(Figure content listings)
-*-

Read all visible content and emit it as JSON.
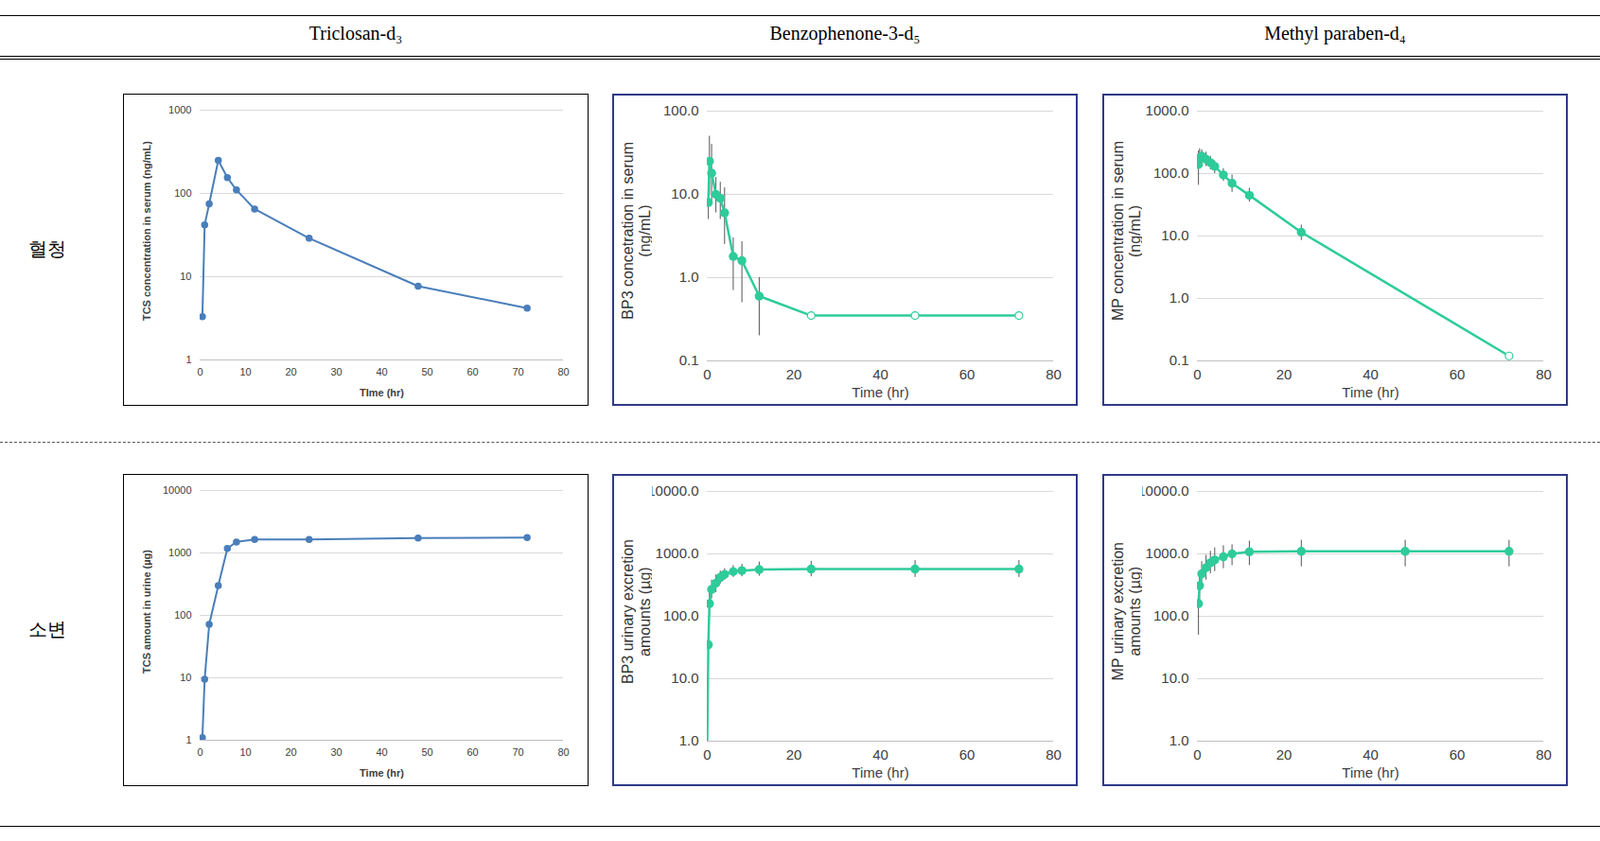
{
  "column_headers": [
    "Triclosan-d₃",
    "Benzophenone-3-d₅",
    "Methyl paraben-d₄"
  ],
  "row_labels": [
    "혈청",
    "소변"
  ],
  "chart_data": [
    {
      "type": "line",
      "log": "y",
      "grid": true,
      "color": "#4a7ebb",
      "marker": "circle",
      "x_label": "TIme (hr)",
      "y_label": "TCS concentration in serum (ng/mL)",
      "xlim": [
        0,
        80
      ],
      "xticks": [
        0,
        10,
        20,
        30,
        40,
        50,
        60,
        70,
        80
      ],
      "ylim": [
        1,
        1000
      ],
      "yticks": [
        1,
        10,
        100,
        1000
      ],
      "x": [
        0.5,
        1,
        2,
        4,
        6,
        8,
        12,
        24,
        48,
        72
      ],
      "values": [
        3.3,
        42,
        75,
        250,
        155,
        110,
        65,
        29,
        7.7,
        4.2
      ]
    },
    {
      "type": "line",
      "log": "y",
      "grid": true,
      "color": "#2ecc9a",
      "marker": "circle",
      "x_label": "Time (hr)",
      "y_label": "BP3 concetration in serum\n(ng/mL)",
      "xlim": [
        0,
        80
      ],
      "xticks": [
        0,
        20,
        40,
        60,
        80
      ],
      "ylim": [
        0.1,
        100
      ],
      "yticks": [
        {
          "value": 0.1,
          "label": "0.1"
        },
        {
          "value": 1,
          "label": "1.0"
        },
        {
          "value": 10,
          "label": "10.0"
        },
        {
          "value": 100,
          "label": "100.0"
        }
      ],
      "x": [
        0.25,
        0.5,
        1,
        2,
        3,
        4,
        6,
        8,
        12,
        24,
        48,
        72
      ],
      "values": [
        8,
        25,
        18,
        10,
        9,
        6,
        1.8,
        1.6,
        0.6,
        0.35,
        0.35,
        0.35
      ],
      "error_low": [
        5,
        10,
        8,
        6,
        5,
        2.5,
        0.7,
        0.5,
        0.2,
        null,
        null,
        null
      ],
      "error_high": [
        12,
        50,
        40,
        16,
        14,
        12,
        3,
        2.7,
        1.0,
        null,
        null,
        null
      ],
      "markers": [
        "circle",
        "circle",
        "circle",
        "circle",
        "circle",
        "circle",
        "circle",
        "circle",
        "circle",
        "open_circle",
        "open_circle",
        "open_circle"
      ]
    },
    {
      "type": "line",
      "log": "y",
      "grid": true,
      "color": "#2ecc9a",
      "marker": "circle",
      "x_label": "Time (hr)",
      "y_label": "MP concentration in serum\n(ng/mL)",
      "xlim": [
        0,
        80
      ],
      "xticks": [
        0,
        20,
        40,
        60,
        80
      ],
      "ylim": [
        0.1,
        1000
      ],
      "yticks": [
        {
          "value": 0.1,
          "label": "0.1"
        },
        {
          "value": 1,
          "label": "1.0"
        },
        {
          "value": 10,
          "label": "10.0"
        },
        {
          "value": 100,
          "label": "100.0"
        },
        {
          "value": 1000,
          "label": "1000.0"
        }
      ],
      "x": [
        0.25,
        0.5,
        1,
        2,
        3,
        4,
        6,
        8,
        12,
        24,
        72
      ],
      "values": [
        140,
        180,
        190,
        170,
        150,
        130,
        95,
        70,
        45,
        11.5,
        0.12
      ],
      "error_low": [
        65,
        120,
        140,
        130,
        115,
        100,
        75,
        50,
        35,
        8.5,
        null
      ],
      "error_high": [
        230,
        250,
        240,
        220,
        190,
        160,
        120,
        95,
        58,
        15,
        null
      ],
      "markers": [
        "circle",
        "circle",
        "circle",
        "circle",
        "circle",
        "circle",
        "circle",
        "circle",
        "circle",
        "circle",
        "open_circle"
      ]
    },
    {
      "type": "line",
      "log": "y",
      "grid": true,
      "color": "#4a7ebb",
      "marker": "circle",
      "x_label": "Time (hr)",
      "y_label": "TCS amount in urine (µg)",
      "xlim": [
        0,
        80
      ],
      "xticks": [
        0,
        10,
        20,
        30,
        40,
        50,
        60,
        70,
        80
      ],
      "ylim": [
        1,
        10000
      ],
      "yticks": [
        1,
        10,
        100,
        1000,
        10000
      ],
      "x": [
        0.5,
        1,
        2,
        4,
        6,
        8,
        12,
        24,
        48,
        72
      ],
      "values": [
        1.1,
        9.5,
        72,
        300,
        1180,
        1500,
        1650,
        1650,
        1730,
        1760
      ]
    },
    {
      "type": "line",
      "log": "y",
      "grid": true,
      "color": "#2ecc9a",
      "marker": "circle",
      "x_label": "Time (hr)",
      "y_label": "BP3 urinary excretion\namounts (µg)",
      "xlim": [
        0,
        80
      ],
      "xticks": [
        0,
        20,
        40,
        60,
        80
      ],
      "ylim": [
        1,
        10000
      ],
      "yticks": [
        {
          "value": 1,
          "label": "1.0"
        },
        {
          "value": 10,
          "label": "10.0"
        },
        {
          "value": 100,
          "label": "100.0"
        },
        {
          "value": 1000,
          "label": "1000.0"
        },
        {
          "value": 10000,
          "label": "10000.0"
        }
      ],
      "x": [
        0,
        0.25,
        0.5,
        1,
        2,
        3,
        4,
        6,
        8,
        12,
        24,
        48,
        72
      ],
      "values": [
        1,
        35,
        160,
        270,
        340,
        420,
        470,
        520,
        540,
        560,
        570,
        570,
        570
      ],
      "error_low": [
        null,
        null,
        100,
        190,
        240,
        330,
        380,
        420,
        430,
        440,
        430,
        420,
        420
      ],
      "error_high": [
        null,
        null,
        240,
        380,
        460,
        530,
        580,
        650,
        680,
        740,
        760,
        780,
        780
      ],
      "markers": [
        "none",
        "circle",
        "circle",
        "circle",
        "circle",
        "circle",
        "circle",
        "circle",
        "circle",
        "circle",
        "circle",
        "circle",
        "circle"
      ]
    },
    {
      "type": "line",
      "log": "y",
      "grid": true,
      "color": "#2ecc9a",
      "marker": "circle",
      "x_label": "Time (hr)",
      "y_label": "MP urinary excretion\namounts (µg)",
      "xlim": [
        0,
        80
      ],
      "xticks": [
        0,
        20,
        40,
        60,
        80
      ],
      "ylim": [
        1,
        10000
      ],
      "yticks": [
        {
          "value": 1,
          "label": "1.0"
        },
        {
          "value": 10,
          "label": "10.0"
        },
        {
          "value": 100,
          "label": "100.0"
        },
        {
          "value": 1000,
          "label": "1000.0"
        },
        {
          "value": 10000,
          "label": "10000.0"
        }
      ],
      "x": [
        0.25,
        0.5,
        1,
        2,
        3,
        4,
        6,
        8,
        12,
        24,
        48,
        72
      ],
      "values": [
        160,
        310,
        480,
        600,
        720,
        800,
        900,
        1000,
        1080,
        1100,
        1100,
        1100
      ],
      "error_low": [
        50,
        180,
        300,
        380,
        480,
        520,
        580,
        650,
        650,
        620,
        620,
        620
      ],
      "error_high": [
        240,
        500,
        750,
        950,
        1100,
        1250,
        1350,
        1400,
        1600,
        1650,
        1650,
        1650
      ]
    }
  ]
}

-*-

Find how many lines include the string "serum" and report that number alone.

3